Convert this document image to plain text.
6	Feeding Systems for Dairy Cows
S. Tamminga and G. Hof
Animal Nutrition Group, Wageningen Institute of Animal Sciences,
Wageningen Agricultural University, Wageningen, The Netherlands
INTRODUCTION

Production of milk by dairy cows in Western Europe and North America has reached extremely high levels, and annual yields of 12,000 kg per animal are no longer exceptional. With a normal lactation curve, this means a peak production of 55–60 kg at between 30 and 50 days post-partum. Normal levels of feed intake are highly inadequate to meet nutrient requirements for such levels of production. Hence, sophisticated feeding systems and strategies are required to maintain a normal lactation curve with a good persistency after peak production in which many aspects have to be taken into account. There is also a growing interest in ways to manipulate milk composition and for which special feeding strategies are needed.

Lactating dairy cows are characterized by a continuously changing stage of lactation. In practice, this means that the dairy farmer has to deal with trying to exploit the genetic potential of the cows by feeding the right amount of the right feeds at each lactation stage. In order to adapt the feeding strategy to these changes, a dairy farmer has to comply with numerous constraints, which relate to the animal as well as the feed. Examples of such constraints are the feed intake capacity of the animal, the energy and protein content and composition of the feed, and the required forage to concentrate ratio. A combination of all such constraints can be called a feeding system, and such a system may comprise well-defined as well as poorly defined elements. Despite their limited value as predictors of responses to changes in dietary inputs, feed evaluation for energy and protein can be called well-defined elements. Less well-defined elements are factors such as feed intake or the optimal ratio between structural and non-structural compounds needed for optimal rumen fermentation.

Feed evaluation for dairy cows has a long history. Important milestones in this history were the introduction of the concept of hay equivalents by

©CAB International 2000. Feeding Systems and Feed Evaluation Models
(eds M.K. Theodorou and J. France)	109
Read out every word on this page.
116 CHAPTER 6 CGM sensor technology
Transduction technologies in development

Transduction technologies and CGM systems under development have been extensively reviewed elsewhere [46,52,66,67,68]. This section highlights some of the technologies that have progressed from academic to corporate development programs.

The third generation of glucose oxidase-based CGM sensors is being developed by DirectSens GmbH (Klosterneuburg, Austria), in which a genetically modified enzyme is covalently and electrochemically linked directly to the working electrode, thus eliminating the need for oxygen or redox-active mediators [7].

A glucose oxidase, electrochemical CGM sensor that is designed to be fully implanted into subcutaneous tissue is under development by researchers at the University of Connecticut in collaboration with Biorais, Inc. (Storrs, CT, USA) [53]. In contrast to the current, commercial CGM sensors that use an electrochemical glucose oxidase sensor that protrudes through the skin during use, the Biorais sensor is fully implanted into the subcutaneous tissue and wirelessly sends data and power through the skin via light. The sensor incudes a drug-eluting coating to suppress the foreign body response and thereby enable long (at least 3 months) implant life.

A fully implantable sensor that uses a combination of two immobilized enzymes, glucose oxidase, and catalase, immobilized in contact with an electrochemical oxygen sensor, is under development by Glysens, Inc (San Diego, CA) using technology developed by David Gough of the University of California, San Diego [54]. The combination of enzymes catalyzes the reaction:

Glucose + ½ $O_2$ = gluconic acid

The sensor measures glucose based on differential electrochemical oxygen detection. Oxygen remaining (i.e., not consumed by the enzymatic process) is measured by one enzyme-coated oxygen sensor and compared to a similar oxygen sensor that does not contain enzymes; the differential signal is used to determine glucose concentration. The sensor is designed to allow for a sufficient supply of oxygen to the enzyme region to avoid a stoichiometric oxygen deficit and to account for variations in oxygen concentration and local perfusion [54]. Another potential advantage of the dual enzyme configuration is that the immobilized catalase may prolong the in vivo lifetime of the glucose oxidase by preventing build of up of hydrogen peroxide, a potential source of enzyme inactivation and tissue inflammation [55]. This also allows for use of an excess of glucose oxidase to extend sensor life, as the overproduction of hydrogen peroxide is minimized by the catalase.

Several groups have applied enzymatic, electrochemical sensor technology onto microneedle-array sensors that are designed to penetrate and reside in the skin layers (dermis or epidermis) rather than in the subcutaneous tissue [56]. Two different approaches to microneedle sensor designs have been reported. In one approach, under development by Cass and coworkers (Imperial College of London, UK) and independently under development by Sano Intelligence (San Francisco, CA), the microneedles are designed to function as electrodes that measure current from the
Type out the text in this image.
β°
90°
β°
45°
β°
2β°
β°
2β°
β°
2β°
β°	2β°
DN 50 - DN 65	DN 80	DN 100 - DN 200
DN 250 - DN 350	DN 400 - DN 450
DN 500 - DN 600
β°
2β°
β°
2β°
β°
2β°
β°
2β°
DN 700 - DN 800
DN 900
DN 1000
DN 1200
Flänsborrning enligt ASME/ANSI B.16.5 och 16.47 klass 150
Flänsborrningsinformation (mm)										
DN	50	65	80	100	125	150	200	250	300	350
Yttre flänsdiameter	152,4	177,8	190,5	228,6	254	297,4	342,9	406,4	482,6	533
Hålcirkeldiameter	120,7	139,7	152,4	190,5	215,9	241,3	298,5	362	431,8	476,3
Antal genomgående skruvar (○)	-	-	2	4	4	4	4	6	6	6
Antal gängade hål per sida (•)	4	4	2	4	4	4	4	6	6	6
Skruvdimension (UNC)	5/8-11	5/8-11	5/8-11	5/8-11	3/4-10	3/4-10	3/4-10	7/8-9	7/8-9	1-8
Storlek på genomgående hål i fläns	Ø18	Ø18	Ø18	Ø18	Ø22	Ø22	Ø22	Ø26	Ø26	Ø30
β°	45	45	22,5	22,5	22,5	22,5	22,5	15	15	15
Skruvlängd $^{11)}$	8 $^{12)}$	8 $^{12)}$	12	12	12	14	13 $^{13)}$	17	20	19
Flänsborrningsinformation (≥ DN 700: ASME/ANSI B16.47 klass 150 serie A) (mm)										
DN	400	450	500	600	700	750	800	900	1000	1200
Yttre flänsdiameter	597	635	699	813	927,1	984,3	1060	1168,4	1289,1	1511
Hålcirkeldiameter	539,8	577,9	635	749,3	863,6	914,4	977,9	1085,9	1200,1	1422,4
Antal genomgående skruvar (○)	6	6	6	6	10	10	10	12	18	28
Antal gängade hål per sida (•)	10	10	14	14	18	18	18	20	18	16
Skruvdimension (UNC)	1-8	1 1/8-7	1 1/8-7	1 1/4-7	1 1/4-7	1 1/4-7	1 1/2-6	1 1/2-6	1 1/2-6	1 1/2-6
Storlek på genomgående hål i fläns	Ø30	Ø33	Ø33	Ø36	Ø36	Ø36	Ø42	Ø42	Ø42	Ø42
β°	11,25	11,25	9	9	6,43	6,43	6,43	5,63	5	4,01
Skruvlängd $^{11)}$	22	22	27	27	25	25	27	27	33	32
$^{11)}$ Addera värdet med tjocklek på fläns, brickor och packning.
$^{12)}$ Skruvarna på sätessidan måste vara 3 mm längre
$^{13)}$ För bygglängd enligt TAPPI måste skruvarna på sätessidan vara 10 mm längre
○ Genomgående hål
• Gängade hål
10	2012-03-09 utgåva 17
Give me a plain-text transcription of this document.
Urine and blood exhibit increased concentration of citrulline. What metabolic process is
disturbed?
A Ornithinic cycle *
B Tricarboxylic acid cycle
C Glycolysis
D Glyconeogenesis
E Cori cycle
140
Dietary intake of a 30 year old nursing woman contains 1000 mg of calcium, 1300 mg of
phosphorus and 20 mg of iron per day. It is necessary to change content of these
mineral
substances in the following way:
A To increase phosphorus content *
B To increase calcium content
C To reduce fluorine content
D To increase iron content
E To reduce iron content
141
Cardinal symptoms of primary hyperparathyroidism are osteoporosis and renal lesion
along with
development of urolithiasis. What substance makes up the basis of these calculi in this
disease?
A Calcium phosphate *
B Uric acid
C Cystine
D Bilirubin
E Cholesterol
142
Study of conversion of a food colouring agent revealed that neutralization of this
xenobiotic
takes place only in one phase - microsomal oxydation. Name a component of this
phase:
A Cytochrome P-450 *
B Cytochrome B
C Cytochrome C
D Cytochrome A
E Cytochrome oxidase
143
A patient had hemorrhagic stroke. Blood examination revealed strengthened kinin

Directions. Copy out every line above where "Skruvlängd" is present.

Exercise result.
Skruvlängd $^{11)}$	8 $^{12)}$	8 $^{12)}$	12	12	12	14	13 $^{13)}$	17	20	19
Skruvlängd $^{11)}$	22	22	27	27	25	25	27	27	33	32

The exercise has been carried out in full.